**PROBLEM REQUIREMENTS**
Can you restate the records below word for word?

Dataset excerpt
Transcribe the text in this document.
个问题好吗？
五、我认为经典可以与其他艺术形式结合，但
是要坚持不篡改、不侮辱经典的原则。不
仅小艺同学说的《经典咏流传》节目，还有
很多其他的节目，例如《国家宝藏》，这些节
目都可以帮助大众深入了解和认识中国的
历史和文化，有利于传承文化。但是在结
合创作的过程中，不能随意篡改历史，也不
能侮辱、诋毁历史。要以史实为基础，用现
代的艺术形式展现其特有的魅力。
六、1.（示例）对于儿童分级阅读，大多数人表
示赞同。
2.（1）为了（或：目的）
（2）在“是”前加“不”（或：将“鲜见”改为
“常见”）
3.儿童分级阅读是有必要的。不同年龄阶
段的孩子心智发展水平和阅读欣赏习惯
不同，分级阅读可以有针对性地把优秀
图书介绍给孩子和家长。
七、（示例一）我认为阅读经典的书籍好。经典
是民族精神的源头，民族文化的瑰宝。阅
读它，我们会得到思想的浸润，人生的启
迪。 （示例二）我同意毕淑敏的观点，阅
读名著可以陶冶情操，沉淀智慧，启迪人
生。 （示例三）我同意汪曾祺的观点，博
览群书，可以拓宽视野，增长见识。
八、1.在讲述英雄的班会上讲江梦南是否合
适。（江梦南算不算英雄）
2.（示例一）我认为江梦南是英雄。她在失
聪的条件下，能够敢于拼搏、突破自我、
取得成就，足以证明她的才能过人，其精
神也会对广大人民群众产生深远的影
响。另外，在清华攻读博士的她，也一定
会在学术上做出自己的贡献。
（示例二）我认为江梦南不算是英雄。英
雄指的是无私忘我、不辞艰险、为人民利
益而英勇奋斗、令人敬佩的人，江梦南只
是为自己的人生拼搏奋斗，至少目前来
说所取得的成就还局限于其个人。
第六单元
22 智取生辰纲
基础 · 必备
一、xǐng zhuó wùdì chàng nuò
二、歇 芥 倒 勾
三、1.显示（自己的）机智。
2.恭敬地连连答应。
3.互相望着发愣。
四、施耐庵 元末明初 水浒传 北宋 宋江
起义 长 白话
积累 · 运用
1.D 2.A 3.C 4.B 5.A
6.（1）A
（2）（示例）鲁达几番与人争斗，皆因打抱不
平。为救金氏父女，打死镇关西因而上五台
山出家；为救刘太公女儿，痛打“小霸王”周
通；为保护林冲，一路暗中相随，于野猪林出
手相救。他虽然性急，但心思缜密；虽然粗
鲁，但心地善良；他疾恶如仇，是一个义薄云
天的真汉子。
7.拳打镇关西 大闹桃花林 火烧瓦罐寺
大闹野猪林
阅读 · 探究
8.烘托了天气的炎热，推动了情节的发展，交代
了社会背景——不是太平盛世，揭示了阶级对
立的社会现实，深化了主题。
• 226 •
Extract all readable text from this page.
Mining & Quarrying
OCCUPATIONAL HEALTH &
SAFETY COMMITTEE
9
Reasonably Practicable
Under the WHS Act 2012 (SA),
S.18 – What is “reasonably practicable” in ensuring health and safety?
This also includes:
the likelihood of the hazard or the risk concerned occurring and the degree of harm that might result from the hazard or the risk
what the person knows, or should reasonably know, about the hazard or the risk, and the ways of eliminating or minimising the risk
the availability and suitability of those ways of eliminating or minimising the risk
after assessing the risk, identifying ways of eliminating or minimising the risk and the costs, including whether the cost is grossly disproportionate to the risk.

**REPLY**
Transcribe the text in this document.
个问题好吗？
五、我认为经典可以与其他艺术形式结合，但
是要坚持不篡改、不侮辱经典的原则。不
仅小艺同学说的《经典咏流传》节目，还有
很多其他的节目，例如《国家宝藏》，这些节
目都可以帮助大众深入了解和认识中国的
历史和文化，有利于传承文化。但是在结
合创作的过程中，不能随意篡改历史，也不
能侮辱、诋毁历史。要以史实为基础，用现
代的艺术形式展现其特有的魅力。
六、1.（示例）对于儿童分级阅读，大多数人表
示赞同。
2.（1）为了（或：目的）
（2）在“是”前加“不”（或：将“鲜见”改为
“常见”）
3.儿童分级阅读是有必要的。不同年龄阶
段的孩子心智发展水平和阅读欣赏习惯
不同，分级阅读可以有针对性地把优秀
图书介绍给孩子和家长。
七、（示例一）我认为阅读经典的书籍好。经典
是民族精神的源头，民族文化的瑰宝。阅
读它，我们会得到思想的浸润，人生的启
迪。 （示例二）我同意毕淑敏的观点，阅
读名著可以陶冶情操，沉淀智慧，启迪人
生。 （示例三）我同意汪曾祺的观点，博
览群书，可以拓宽视野，增长见识。
八、1.在讲述英雄的班会上讲江梦南是否合
适。（江梦南算不算英雄）
2.（示例一）我认为江梦南是英雄。她在失
聪的条件下，能够敢于拼搏、突破自我、
取得成就，足以证明她的才能过人，其精
神也会对广大人民群众产生深远的影
响。另外，在清华攻读博士的她，也一定
会在学术上做出自己的贡献。
（示例二）我认为江梦南不算是英雄。英
雄指的是无私忘我、不辞艰险、为人民利
益而英勇奋斗、令人敬佩的人，江梦南只
是为自己的人生拼搏奋斗，至少目前来
说所取得的成就还局限于其个人。
第六单元
22 智取生辰纲
基础 · 必备
一、xǐng zhuó wùdì chàng nuò
二、歇 芥 倒 勾
三、1.显示（自己的）机智。
2.恭敬地连连答应。
3.互相望着发愣。
四、施耐庵 元末明初 水浒传 北宋 宋江
起义 长 白话
积累 · 运用
1.D 2.A 3.C 4.B 5.A
6.（1）A
（2）（示例）鲁达几番与人争斗，皆因打抱不
平。为救金氏父女，打死镇关西因而上五台
山出家；为救刘太公女儿，痛打“小霸王”周
通；为保护林冲，一路暗中相随，于野猪林出
手相救。他虽然性急，但心思缜密；虽然粗
鲁，但心地善良；他疾恶如仇，是一个义薄云
天的真汉子。
7.拳打镇关西 大闹桃花林 火烧瓦罐寺
大闹野猪林
阅读 · 探究
8.烘托了天气的炎热，推动了情节的发展，交代
了社会背景——不是太平盛世，揭示了阶级对
立的社会现实，深化了主题。
• 226 •
Extract all readable text from this page.
Mining & Quarrying
OCCUPATIONAL HEALTH &
SAFETY COMMITTEE
9
Reasonably Practicable
Under the WHS Act 2012 (SA),
S.18 – What is “reasonably practicable” in ensuring health and safety?
This also includes:
the likelihood of the hazard or the risk concerned occurring and the degree of harm that might result from the hazard or the risk
what the person knows, or should reasonably know, about the hazard or the risk, and the ways of eliminating or minimising the risk
the availability and suitability of those ways of eliminating or minimising the risk
after assessing the risk, identifying ways of eliminating or minimising the risk and the costs, including whether the cost is grossly disproportionate to the risk.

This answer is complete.